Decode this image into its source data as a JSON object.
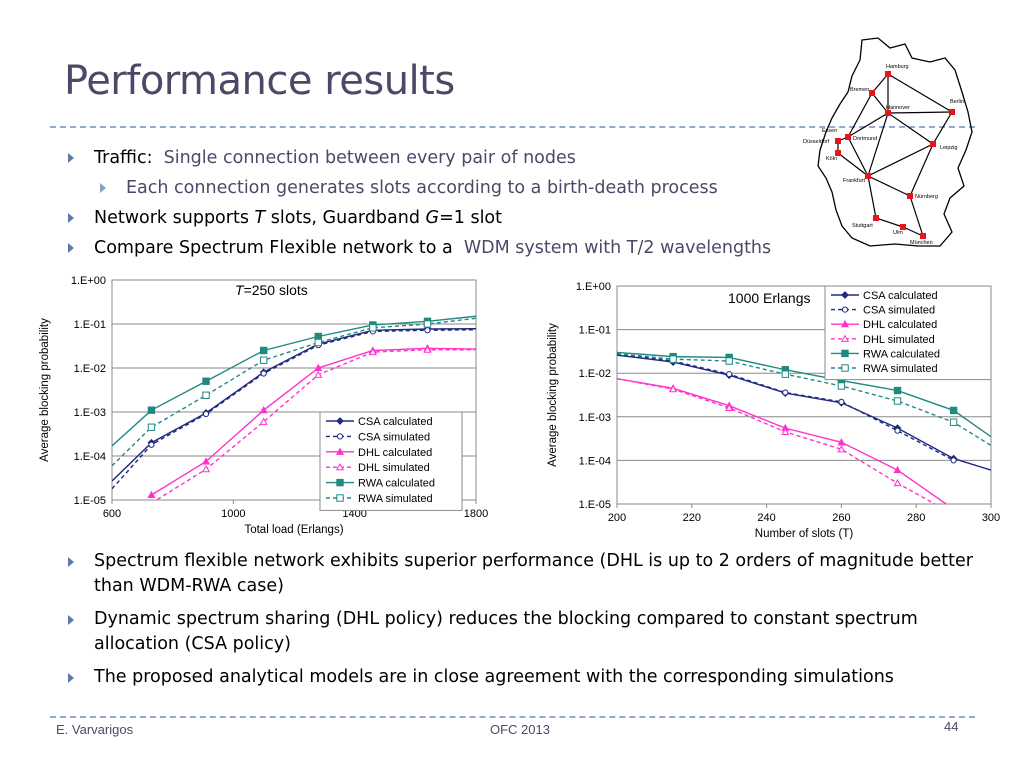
{
  "slide": {
    "title": "Performance results",
    "bullets": {
      "b1_lead": "Traffic:",
      "b1_rest": "Single connection between every pair of nodes",
      "b1_sub": "Each connection generates slots according to a birth-death process",
      "b2_a": "Network supports ",
      "b2_T": "T",
      "b2_b": " slots, Guardband ",
      "b2_G": "G",
      "b2_c": "=1 slot",
      "b3_lead": "Compare Spectrum Flexible network to a",
      "b3_rest": "WDM system with T/2 wavelengths"
    },
    "conclusions": [
      "Spectrum flexible network exhibits superior performance (DHL is up to 2 orders of magnitude better than WDM-RWA case)",
      "Dynamic spectrum sharing (DHL policy) reduces the blocking compared to constant spectrum allocation (CSA policy)",
      "The proposed analytical models are in close agreement with the corresponding simulations"
    ],
    "footer": {
      "author": "E. Varvarigos",
      "venue": "OFC 2013",
      "page": "44"
    }
  },
  "map": {
    "cities": [
      "Hamburg",
      "Bremen",
      "Berlin",
      "Hannover",
      "Essen",
      "Dortmund",
      "Düsseldorf",
      "Köln",
      "Leipzig",
      "Frankfurt",
      "Nürnberg",
      "Stuttgart",
      "Ulm",
      "München"
    ],
    "node_color": "#e8141c"
  },
  "chart_data": [
    {
      "type": "line",
      "annotation_italic": "T",
      "annotation_rest": "=250 slots",
      "xlabel": "Total load (Erlangs)",
      "ylabel": "Average blocking probability",
      "yscale": "log",
      "xlim": [
        600,
        1800
      ],
      "ylim": [
        1e-05,
        1
      ],
      "xticks": [
        "600",
        "1000",
        "1400",
        "1800"
      ],
      "yticks": [
        "1.E-05",
        "1.E-04",
        "1.E-03",
        "1.E-02",
        "1.E-01",
        "1.E+00"
      ],
      "legend_position": "bottom-right",
      "series": [
        {
          "name": "CSA calculated",
          "color": "#1f2a80",
          "dash": false,
          "marker": "diamond",
          "x": [
            600,
            730,
            910,
            1100,
            1280,
            1460,
            1640,
            1800
          ],
          "y": [
            2.7e-05,
            0.0002,
            0.00095,
            0.008,
            0.035,
            0.072,
            0.077,
            0.078
          ]
        },
        {
          "name": "CSA simulated",
          "color": "#1f2a80",
          "dash": true,
          "marker": "circle-open",
          "x": [
            600,
            730,
            910,
            1100,
            1280,
            1460,
            1640,
            1800
          ],
          "y": [
            1.8e-05,
            0.00018,
            0.0009,
            0.0075,
            0.033,
            0.068,
            0.072,
            0.074
          ]
        },
        {
          "name": "DHL calculated",
          "color": "#ff33cc",
          "dash": false,
          "marker": "triangle",
          "x": [
            730,
            910,
            1100,
            1280,
            1460,
            1640,
            1800
          ],
          "y": [
            1.3e-05,
            7.5e-05,
            0.0011,
            0.01,
            0.025,
            0.028,
            0.027
          ]
        },
        {
          "name": "DHL simulated",
          "color": "#ff33cc",
          "dash": true,
          "marker": "triangle-open",
          "x": [
            730,
            910,
            1100,
            1280,
            1460,
            1640,
            1800
          ],
          "y": [
            8.5e-06,
            5e-05,
            0.0006,
            0.007,
            0.023,
            0.026,
            0.026
          ]
        },
        {
          "name": "RWA calculated",
          "color": "#1f8a80",
          "dash": false,
          "marker": "square",
          "x": [
            600,
            730,
            910,
            1100,
            1280,
            1460,
            1640,
            1800
          ],
          "y": [
            0.00017,
            0.0011,
            0.005,
            0.025,
            0.052,
            0.095,
            0.115,
            0.15
          ]
        },
        {
          "name": "RWA simulated",
          "color": "#1f8a80",
          "dash": true,
          "marker": "square-open",
          "x": [
            600,
            730,
            910,
            1100,
            1280,
            1460,
            1640,
            1800
          ],
          "y": [
            6e-05,
            0.00045,
            0.0024,
            0.015,
            0.038,
            0.082,
            0.1,
            0.135
          ]
        }
      ]
    },
    {
      "type": "line",
      "annotation": "1000 Erlangs",
      "xlabel": "Number of slots (T)",
      "ylabel": "Average blocking probability",
      "yscale": "log",
      "xlim": [
        200,
        300
      ],
      "ylim": [
        1e-05,
        1
      ],
      "xticks": [
        "200",
        "220",
        "240",
        "260",
        "280",
        "300"
      ],
      "yticks": [
        "1.E-05",
        "1.E-04",
        "1.E-03",
        "1.E-02",
        "1.E-01",
        "1.E+00"
      ],
      "legend_position": "top-right",
      "series": [
        {
          "name": "CSA calculated",
          "color": "#1f2a80",
          "dash": false,
          "marker": "diamond",
          "x": [
            200,
            215,
            230,
            245,
            260,
            275,
            290,
            300
          ],
          "y": [
            0.026,
            0.018,
            0.009,
            0.0035,
            0.0021,
            0.00055,
            0.00011,
            6e-05
          ]
        },
        {
          "name": "CSA simulated",
          "color": "#1f2a80",
          "dash": true,
          "marker": "circle-open",
          "x": [
            200,
            215,
            230,
            245,
            260,
            275,
            290
          ],
          "y": [
            0.028,
            0.019,
            0.0095,
            0.0036,
            0.0022,
            0.00048,
            0.0001
          ]
        },
        {
          "name": "DHL calculated",
          "color": "#ff33cc",
          "dash": false,
          "marker": "triangle",
          "x": [
            200,
            215,
            230,
            245,
            260,
            275,
            288
          ],
          "y": [
            0.0075,
            0.0045,
            0.0018,
            0.00055,
            0.00026,
            6e-05,
            1e-05
          ]
        },
        {
          "name": "DHL simulated",
          "color": "#ff33cc",
          "dash": true,
          "marker": "triangle-open",
          "x": [
            200,
            215,
            230,
            245,
            260,
            275,
            285
          ],
          "y": [
            0.0075,
            0.0043,
            0.0016,
            0.00045,
            0.00018,
            3e-05,
            1e-05
          ]
        },
        {
          "name": "RWA calculated",
          "color": "#1f8a80",
          "dash": false,
          "marker": "square",
          "x": [
            200,
            215,
            230,
            245,
            260,
            275,
            290,
            300
          ],
          "y": [
            0.03,
            0.024,
            0.023,
            0.012,
            0.0068,
            0.004,
            0.0014,
            0.00035
          ]
        },
        {
          "name": "RWA simulated",
          "color": "#1f8a80",
          "dash": true,
          "marker": "square-open",
          "x": [
            200,
            215,
            230,
            245,
            260,
            275,
            290,
            300
          ],
          "y": [
            0.028,
            0.021,
            0.019,
            0.0095,
            0.0051,
            0.0023,
            0.00075,
            0.00022
          ]
        }
      ]
    }
  ]
}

§ **WRITTEN REQUEST**
Reply with one number only: how many lines of the listing hold "Erlangs"?

§ **TASK RESULT**
2